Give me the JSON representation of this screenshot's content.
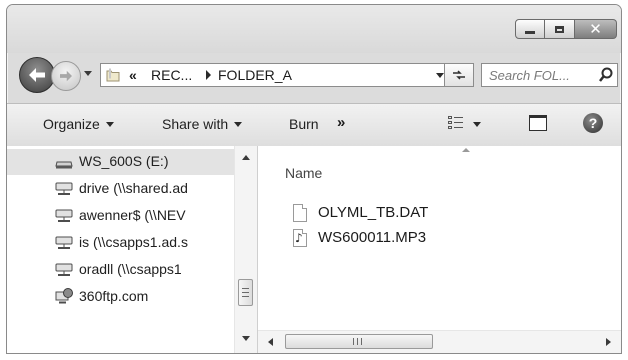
{
  "window": {
    "minimize_icon": "minimize-icon",
    "maximize_icon": "maximize-icon",
    "close_label": "✕"
  },
  "navigation": {
    "back_icon": "arrow-left-icon",
    "forward_icon": "arrow-right-icon",
    "address": {
      "overflow_chevrons": "«",
      "segment_1": "REC...",
      "segment_2": "FOLDER_A"
    },
    "search_placeholder": "Search FOL..."
  },
  "toolbar": {
    "organize": "Organize",
    "share_with": "Share with",
    "burn": "Burn",
    "more": "»",
    "help_label": "?"
  },
  "sidebar": {
    "items": [
      {
        "label": "WS_600S (E:)",
        "icon": "drive-icon",
        "selected": true
      },
      {
        "label": "drive (\\\\shared.ad",
        "icon": "network-drive-icon"
      },
      {
        "label": "awenner$ (\\\\NEV",
        "icon": "network-drive-icon"
      },
      {
        "label": "is (\\\\csapps1.ad.s",
        "icon": "network-drive-icon"
      },
      {
        "label": "oradll (\\\\csapps1",
        "icon": "network-drive-icon"
      },
      {
        "label": "360ftp.com",
        "icon": "network-location-icon"
      }
    ]
  },
  "content": {
    "column_header": "Name",
    "files": [
      {
        "name": "OLYML_TB.DAT",
        "icon": "file-icon"
      },
      {
        "name": "WS600011.MP3",
        "icon": "audio-file-icon"
      }
    ]
  },
  "colors": {
    "chrome": "#dcdcdc",
    "selected_row": "#e3e3e3",
    "pane_background": "#ffffff"
  }
}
== == ==
(THE PROBLEM) Copy the data word for word. Pictures do not go in the copy.

(ANSWER TO THE PROBLEM)
Give me the JSON representation of this screenshot's content.
{
  "window": {
    "minimize_icon": "minimize-icon",
    "maximize_icon": "maximize-icon",
    "close_label": "✕"
  },
  "navigation": {
    "back_icon": "arrow-left-icon",
    "forward_icon": "arrow-right-icon",
    "address": {
      "overflow_chevrons": "«",
      "segment_1": "REC...",
      "segment_2": "FOLDER_A"
    },
    "search_placeholder": "Search FOL..."
  },
  "toolbar": {
    "organize": "Organize",
    "share_with": "Share with",
    "burn": "Burn",
    "more": "»",
    "help_label": "?"
  },
  "sidebar": {
    "items": [
      {
        "label": "WS_600S (E:)",
        "icon": "drive-icon",
        "selected": true
      },
      {
        "label": "drive (\\\\shared.ad",
        "icon": "network-drive-icon"
      },
      {
        "label": "awenner$ (\\\\NEV",
        "icon": "network-drive-icon"
      },
      {
        "label": "is (\\\\csapps1.ad.s",
        "icon": "network-drive-icon"
      },
      {
        "label": "oradll (\\\\csapps1",
        "icon": "network-drive-icon"
      },
      {
        "label": "360ftp.com",
        "icon": "network-location-icon"
      }
    ]
  },
  "content": {
    "column_header": "Name",
    "files": [
      {
        "name": "OLYML_TB.DAT",
        "icon": "file-icon"
      },
      {
        "name": "WS600011.MP3",
        "icon": "audio-file-icon"
      }
    ]
  },
  "colors": {
    "chrome": "#dcdcdc",
    "selected_row": "#e3e3e3",
    "pane_background": "#ffffff"
  }
}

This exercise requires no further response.